Print the listing below in its entirety, character for character.

[Collected data entries]
[start]

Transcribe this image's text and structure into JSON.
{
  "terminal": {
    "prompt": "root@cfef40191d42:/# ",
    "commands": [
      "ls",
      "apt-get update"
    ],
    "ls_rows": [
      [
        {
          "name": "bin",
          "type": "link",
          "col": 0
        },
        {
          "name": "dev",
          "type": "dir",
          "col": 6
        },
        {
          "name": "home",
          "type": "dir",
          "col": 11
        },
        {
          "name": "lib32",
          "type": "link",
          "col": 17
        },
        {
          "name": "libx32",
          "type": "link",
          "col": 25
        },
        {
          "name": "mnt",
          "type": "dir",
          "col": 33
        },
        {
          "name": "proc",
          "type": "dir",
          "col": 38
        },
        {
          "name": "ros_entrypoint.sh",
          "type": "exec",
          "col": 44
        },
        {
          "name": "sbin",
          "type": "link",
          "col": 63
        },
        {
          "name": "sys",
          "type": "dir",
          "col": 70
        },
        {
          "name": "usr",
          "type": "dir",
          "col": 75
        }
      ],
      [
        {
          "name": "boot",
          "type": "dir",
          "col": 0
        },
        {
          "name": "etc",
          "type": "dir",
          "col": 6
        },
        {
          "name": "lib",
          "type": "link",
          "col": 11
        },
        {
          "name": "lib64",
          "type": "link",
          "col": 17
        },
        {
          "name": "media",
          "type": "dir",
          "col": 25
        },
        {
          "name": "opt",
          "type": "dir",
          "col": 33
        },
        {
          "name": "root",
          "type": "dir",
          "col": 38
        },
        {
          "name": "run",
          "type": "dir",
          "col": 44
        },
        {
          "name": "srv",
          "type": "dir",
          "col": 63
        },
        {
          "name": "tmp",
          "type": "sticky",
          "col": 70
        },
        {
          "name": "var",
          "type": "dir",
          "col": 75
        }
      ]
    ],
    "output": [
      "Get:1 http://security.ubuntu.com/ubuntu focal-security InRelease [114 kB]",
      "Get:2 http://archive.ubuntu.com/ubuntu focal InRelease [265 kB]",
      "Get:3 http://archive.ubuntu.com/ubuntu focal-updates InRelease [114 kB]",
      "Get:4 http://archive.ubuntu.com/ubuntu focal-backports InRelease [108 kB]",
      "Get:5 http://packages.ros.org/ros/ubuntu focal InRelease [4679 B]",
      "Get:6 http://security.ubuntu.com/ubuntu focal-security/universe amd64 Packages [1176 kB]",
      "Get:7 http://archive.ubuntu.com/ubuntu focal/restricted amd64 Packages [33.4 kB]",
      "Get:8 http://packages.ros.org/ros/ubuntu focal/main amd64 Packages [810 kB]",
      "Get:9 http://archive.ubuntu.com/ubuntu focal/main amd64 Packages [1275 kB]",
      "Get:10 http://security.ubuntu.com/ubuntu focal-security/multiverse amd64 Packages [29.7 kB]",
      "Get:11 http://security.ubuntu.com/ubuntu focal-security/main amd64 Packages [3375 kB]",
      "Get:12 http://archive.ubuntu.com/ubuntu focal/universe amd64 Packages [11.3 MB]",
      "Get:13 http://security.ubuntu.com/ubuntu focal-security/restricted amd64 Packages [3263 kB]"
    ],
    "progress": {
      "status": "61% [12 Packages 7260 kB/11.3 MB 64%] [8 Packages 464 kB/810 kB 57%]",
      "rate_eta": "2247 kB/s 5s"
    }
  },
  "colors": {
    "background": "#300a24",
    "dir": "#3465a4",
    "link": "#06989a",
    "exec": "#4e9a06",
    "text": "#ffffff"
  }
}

[end]

WRITTEN SOLUTION:
Transcribe this image's text and structure into JSON.
{
  "terminal": {
    "prompt": "root@cfef40191d42:/# ",
    "commands": [
      "ls",
      "apt-get update"
    ],
    "ls_rows": [
      [
        {
          "name": "bin",
          "type": "link",
          "col": 0
        },
        {
          "name": "dev",
          "type": "dir",
          "col": 6
        },
        {
          "name": "home",
          "type": "dir",
          "col": 11
        },
        {
          "name": "lib32",
          "type": "link",
          "col": 17
        },
        {
          "name": "libx32",
          "type": "link",
          "col": 25
        },
        {
          "name": "mnt",
          "type": "dir",
          "col": 33
        },
        {
          "name": "proc",
          "type": "dir",
          "col": 38
        },
        {
          "name": "ros_entrypoint.sh",
          "type": "exec",
          "col": 44
        },
        {
          "name": "sbin",
          "type": "link",
          "col": 63
        },
        {
          "name": "sys",
          "type": "dir",
          "col": 70
        },
        {
          "name": "usr",
          "type": "dir",
          "col": 75
        }
      ],
      [
        {
          "name": "boot",
          "type": "dir",
          "col": 0
        },
        {
          "name": "etc",
          "type": "dir",
          "col": 6
        },
        {
          "name": "lib",
          "type": "link",
          "col": 11
        },
        {
          "name": "lib64",
          "type": "link",
          "col": 17
        },
        {
          "name": "media",
          "type": "dir",
          "col": 25
        },
        {
          "name": "opt",
          "type": "dir",
          "col": 33
        },
        {
          "name": "root",
          "type": "dir",
          "col": 38
        },
        {
          "name": "run",
          "type": "dir",
          "col": 44
        },
        {
          "name": "srv",
          "type": "dir",
          "col": 63
        },
        {
          "name": "tmp",
          "type": "sticky",
          "col": 70
        },
        {
          "name": "var",
          "type": "dir",
          "col": 75
        }
      ]
    ],
    "output": [
      "Get:1 http://security.ubuntu.com/ubuntu focal-security InRelease [114 kB]",
      "Get:2 http://archive.ubuntu.com/ubuntu focal InRelease [265 kB]",
      "Get:3 http://archive.ubuntu.com/ubuntu focal-updates InRelease [114 kB]",
      "Get:4 http://archive.ubuntu.com/ubuntu focal-backports InRelease [108 kB]",
      "Get:5 http://packages.ros.org/ros/ubuntu focal InRelease [4679 B]",
      "Get:6 http://security.ubuntu.com/ubuntu focal-security/universe amd64 Packages [1176 kB]",
      "Get:7 http://archive.ubuntu.com/ubuntu focal/restricted amd64 Packages [33.4 kB]",
      "Get:8 http://packages.ros.org/ros/ubuntu focal/main amd64 Packages [810 kB]",
      "Get:9 http://archive.ubuntu.com/ubuntu focal/main amd64 Packages [1275 kB]",
      "Get:10 http://security.ubuntu.com/ubuntu focal-security/multiverse amd64 Packages [29.7 kB]",
      "Get:11 http://security.ubuntu.com/ubuntu focal-security/main amd64 Packages [3375 kB]",
      "Get:12 http://archive.ubuntu.com/ubuntu focal/universe amd64 Packages [11.3 MB]",
      "Get:13 http://security.ubuntu.com/ubuntu focal-security/restricted amd64 Packages [3263 kB]"
    ],
    "progress": {
      "status": "61% [12 Packages 7260 kB/11.3 MB 64%] [8 Packages 464 kB/810 kB 57%]",
      "rate_eta": "2247 kB/s 5s"
    }
  },
  "colors": {
    "background": "#300a24",
    "dir": "#3465a4",
    "link": "#06989a",
    "exec": "#4e9a06",
    "text": "#ffffff"
  }
}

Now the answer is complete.